(Items from a figure collection)
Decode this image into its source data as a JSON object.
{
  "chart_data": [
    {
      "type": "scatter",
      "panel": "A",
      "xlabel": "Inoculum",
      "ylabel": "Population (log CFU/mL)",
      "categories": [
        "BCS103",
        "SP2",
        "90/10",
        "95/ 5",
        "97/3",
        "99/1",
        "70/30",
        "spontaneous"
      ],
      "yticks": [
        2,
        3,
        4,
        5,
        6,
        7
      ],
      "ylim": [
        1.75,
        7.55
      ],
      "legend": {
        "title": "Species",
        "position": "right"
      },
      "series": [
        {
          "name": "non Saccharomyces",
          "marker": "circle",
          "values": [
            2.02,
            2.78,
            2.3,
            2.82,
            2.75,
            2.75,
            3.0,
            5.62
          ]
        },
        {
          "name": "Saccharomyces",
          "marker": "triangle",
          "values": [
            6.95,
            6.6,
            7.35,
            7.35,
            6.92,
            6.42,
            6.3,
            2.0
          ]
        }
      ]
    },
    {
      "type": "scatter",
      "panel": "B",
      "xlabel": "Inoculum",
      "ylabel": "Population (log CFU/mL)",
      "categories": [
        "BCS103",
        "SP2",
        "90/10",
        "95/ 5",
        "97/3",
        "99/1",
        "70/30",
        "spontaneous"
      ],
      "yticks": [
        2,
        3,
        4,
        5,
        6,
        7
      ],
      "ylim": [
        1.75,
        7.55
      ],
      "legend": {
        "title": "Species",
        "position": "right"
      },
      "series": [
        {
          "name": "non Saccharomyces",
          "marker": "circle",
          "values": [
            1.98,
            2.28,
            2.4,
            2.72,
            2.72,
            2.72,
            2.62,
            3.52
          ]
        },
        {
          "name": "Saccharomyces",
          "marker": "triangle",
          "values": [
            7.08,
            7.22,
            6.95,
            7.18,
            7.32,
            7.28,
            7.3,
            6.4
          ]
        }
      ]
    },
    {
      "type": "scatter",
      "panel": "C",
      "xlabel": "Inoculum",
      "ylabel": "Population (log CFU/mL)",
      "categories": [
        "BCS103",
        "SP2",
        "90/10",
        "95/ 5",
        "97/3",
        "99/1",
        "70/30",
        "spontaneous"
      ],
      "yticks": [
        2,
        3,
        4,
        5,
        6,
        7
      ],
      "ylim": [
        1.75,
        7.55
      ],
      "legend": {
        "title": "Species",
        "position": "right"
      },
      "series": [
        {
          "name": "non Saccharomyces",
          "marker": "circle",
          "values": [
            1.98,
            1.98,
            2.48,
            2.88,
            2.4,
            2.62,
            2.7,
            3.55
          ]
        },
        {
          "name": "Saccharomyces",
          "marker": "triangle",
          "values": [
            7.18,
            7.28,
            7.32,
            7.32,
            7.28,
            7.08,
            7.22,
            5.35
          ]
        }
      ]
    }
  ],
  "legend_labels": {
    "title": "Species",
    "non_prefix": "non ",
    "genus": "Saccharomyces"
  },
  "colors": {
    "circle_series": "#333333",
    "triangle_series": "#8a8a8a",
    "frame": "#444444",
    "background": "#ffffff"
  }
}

[SET EXERCISE]
Go through the records above and set each one down exactly, please.

[EXERCISE RESULT]
Decode this image into its source data as a JSON object.
{
  "chart_data": [
    {
      "type": "scatter",
      "panel": "A",
      "xlabel": "Inoculum",
      "ylabel": "Population (log CFU/mL)",
      "categories": [
        "BCS103",
        "SP2",
        "90/10",
        "95/ 5",
        "97/3",
        "99/1",
        "70/30",
        "spontaneous"
      ],
      "yticks": [
        2,
        3,
        4,
        5,
        6,
        7
      ],
      "ylim": [
        1.75,
        7.55
      ],
      "legend": {
        "title": "Species",
        "position": "right"
      },
      "series": [
        {
          "name": "non Saccharomyces",
          "marker": "circle",
          "values": [
            2.02,
            2.78,
            2.3,
            2.82,
            2.75,
            2.75,
            3.0,
            5.62
          ]
        },
        {
          "name": "Saccharomyces",
          "marker": "triangle",
          "values": [
            6.95,
            6.6,
            7.35,
            7.35,
            6.92,
            6.42,
            6.3,
            2.0
          ]
        }
      ]
    },
    {
      "type": "scatter",
      "panel": "B",
      "xlabel": "Inoculum",
      "ylabel": "Population (log CFU/mL)",
      "categories": [
        "BCS103",
        "SP2",
        "90/10",
        "95/ 5",
        "97/3",
        "99/1",
        "70/30",
        "spontaneous"
      ],
      "yticks": [
        2,
        3,
        4,
        5,
        6,
        7
      ],
      "ylim": [
        1.75,
        7.55
      ],
      "legend": {
        "title": "Species",
        "position": "right"
      },
      "series": [
        {
          "name": "non Saccharomyces",
          "marker": "circle",
          "values": [
            1.98,
            2.28,
            2.4,
            2.72,
            2.72,
            2.72,
            2.62,
            3.52
          ]
        },
        {
          "name": "Saccharomyces",
          "marker": "triangle",
          "values": [
            7.08,
            7.22,
            6.95,
            7.18,
            7.32,
            7.28,
            7.3,
            6.4
          ]
        }
      ]
    },
    {
      "type": "scatter",
      "panel": "C",
      "xlabel": "Inoculum",
      "ylabel": "Population (log CFU/mL)",
      "categories": [
        "BCS103",
        "SP2",
        "90/10",
        "95/ 5",
        "97/3",
        "99/1",
        "70/30",
        "spontaneous"
      ],
      "yticks": [
        2,
        3,
        4,
        5,
        6,
        7
      ],
      "ylim": [
        1.75,
        7.55
      ],
      "legend": {
        "title": "Species",
        "position": "right"
      },
      "series": [
        {
          "name": "non Saccharomyces",
          "marker": "circle",
          "values": [
            1.98,
            1.98,
            2.48,
            2.88,
            2.4,
            2.62,
            2.7,
            3.55
          ]
        },
        {
          "name": "Saccharomyces",
          "marker": "triangle",
          "values": [
            7.18,
            7.28,
            7.32,
            7.32,
            7.28,
            7.08,
            7.22,
            5.35
          ]
        }
      ]
    }
  ],
  "legend_labels": {
    "title": "Species",
    "non_prefix": "non ",
    "genus": "Saccharomyces"
  },
  "colors": {
    "circle_series": "#333333",
    "triangle_series": "#8a8a8a",
    "frame": "#444444",
    "background": "#ffffff"
  }
}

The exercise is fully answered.